:: Exercise materials

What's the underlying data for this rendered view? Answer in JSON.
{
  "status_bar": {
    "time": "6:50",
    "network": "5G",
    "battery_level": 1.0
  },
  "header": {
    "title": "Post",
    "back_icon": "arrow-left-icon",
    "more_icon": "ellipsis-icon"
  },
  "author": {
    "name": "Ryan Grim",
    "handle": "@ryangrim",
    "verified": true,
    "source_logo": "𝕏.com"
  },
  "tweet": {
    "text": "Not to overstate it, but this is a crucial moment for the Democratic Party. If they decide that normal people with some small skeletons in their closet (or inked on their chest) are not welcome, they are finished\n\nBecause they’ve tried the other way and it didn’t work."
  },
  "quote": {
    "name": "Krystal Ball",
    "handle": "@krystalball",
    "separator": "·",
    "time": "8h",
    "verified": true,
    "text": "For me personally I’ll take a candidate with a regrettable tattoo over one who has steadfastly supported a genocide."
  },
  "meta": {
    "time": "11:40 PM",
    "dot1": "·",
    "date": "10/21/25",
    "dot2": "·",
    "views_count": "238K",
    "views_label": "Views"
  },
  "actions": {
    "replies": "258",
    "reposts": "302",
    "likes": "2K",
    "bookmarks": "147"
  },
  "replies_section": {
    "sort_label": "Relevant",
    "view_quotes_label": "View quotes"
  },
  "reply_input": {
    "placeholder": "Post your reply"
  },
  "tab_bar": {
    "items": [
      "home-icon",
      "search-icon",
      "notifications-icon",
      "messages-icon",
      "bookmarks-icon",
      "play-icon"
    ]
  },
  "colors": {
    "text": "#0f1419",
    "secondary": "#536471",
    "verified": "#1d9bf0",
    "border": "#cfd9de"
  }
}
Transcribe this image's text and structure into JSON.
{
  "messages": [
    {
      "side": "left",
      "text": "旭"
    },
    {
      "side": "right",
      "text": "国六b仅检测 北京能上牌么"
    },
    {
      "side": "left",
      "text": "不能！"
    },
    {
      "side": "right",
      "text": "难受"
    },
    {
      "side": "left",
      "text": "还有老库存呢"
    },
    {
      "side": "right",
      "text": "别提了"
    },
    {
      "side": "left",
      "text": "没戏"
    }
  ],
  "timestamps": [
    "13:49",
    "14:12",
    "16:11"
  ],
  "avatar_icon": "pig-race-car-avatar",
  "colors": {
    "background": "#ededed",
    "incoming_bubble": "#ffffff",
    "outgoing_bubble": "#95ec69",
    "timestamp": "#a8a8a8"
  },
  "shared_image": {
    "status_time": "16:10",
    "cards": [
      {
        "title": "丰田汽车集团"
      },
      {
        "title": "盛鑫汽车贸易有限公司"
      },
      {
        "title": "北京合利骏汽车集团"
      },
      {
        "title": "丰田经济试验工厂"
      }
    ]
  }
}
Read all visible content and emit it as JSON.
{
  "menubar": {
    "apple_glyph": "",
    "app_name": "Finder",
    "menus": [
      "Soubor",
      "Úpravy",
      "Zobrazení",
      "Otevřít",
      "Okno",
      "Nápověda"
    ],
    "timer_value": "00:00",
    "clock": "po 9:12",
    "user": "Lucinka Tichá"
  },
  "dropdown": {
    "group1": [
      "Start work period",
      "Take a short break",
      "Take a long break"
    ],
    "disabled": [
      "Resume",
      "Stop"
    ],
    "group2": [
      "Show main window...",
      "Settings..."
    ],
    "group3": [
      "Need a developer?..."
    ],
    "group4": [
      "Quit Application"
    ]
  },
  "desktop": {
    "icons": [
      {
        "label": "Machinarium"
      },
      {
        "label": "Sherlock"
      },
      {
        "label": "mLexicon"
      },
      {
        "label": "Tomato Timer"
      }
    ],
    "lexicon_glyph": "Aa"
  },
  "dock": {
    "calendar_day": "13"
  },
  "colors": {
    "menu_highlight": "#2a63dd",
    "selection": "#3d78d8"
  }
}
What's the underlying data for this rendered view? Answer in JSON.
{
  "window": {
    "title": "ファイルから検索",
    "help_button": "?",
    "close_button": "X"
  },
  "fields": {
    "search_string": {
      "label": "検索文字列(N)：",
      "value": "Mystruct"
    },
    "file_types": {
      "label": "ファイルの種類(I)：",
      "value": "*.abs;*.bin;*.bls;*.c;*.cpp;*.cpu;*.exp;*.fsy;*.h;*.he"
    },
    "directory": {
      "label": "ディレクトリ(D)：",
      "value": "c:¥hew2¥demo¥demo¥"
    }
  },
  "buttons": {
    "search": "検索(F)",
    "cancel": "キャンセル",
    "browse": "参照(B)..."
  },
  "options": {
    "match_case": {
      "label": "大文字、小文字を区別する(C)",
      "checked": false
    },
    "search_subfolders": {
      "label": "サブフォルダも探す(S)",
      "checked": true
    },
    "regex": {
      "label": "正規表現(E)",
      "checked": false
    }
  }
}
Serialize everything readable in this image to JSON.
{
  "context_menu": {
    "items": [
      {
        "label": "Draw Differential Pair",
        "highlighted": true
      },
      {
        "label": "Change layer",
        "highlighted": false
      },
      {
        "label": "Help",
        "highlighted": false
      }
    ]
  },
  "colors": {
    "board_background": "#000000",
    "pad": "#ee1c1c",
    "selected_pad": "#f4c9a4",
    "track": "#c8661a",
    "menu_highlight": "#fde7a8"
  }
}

::::

**Given exercise**
Extract each entry in full, exactly as given.

**Written solution**
What's the underlying data for this rendered view? Answer in JSON.
{
  "status_bar": {
    "time": "6:50",
    "network": "5G",
    "battery_level": 1.0
  },
  "header": {
    "title": "Post",
    "back_icon": "arrow-left-icon",
    "more_icon": "ellipsis-icon"
  },
  "author": {
    "name": "Ryan Grim",
    "handle": "@ryangrim",
    "verified": true,
    "source_logo": "𝕏.com"
  },
  "tweet": {
    "text": "Not to overstate it, but this is a crucial moment for the Democratic Party. If they decide that normal people with some small skeletons in their closet (or inked on their chest) are not welcome, they are finished\n\nBecause they’ve tried the other way and it didn’t work."
  },
  "quote": {
    "name": "Krystal Ball",
    "handle": "@krystalball",
    "separator": "·",
    "time": "8h",
    "verified": true,
    "text": "For me personally I’ll take a candidate with a regrettable tattoo over one who has steadfastly supported a genocide."
  },
  "meta": {
    "time": "11:40 PM",
    "dot1": "·",
    "date": "10/21/25",
    "dot2": "·",
    "views_count": "238K",
    "views_label": "Views"
  },
  "actions": {
    "replies": "258",
    "reposts": "302",
    "likes": "2K",
    "bookmarks": "147"
  },
  "replies_section": {
    "sort_label": "Relevant",
    "view_quotes_label": "View quotes"
  },
  "reply_input": {
    "placeholder": "Post your reply"
  },
  "tab_bar": {
    "items": [
      "home-icon",
      "search-icon",
      "notifications-icon",
      "messages-icon",
      "bookmarks-icon",
      "play-icon"
    ]
  },
  "colors": {
    "text": "#0f1419",
    "secondary": "#536471",
    "verified": "#1d9bf0",
    "border": "#cfd9de"
  }
}
Transcribe this image's text and structure into JSON.
{
  "messages": [
    {
      "side": "left",
      "text": "旭"
    },
    {
      "side": "right",
      "text": "国六b仅检测 北京能上牌么"
    },
    {
      "side": "left",
      "text": "不能！"
    },
    {
      "side": "right",
      "text": "难受"
    },
    {
      "side": "left",
      "text": "还有老库存呢"
    },
    {
      "side": "right",
      "text": "别提了"
    },
    {
      "side": "left",
      "text": "没戏"
    }
  ],
  "timestamps": [
    "13:49",
    "14:12",
    "16:11"
  ],
  "avatar_icon": "pig-race-car-avatar",
  "colors": {
    "background": "#ededed",
    "incoming_bubble": "#ffffff",
    "outgoing_bubble": "#95ec69",
    "timestamp": "#a8a8a8"
  },
  "shared_image": {
    "status_time": "16:10",
    "cards": [
      {
        "title": "丰田汽车集团"
      },
      {
        "title": "盛鑫汽车贸易有限公司"
      },
      {
        "title": "北京合利骏汽车集团"
      },
      {
        "title": "丰田经济试验工厂"
      }
    ]
  }
}
Read all visible content and emit it as JSON.
{
  "menubar": {
    "apple_glyph": "",
    "app_name": "Finder",
    "menus": [
      "Soubor",
      "Úpravy",
      "Zobrazení",
      "Otevřít",
      "Okno",
      "Nápověda"
    ],
    "timer_value": "00:00",
    "clock": "po 9:12",
    "user": "Lucinka Tichá"
  },
  "dropdown": {
    "group1": [
      "Start work period",
      "Take a short break",
      "Take a long break"
    ],
    "disabled": [
      "Resume",
      "Stop"
    ],
    "group2": [
      "Show main window...",
      "Settings..."
    ],
    "group3": [
      "Need a developer?..."
    ],
    "group4": [
      "Quit Application"
    ]
  },
  "desktop": {
    "icons": [
      {
        "label": "Machinarium"
      },
      {
        "label": "Sherlock"
      },
      {
        "label": "mLexicon"
      },
      {
        "label": "Tomato Timer"
      }
    ],
    "lexicon_glyph": "Aa"
  },
  "dock": {
    "calendar_day": "13"
  },
  "colors": {
    "menu_highlight": "#2a63dd",
    "selection": "#3d78d8"
  }
}
What's the underlying data for this rendered view? Answer in JSON.
{
  "window": {
    "title": "ファイルから検索",
    "help_button": "?",
    "close_button": "X"
  },
  "fields": {
    "search_string": {
      "label": "検索文字列(N)：",
      "value": "Mystruct"
    },
    "file_types": {
      "label": "ファイルの種類(I)：",
      "value": "*.abs;*.bin;*.bls;*.c;*.cpp;*.cpu;*.exp;*.fsy;*.h;*.he"
    },
    "directory": {
      "label": "ディレクトリ(D)：",
      "value": "c:¥hew2¥demo¥demo¥"
    }
  },
  "buttons": {
    "search": "検索(F)",
    "cancel": "キャンセル",
    "browse": "参照(B)..."
  },
  "options": {
    "match_case": {
      "label": "大文字、小文字を区別する(C)",
      "checked": false
    },
    "search_subfolders": {
      "label": "サブフォルダも探す(S)",
      "checked": true
    },
    "regex": {
      "label": "正規表現(E)",
      "checked": false
    }
  }
}
Serialize everything readable in this image to JSON.
{
  "context_menu": {
    "items": [
      {
        "label": "Draw Differential Pair",
        "highlighted": true
      },
      {
        "label": "Change layer",
        "highlighted": false
      },
      {
        "label": "Help",
        "highlighted": false
      }
    ]
  },
  "colors": {
    "board_background": "#000000",
    "pad": "#ee1c1c",
    "selected_pad": "#f4c9a4",
    "track": "#c8661a",
    "menu_highlight": "#fde7a8"
  }
}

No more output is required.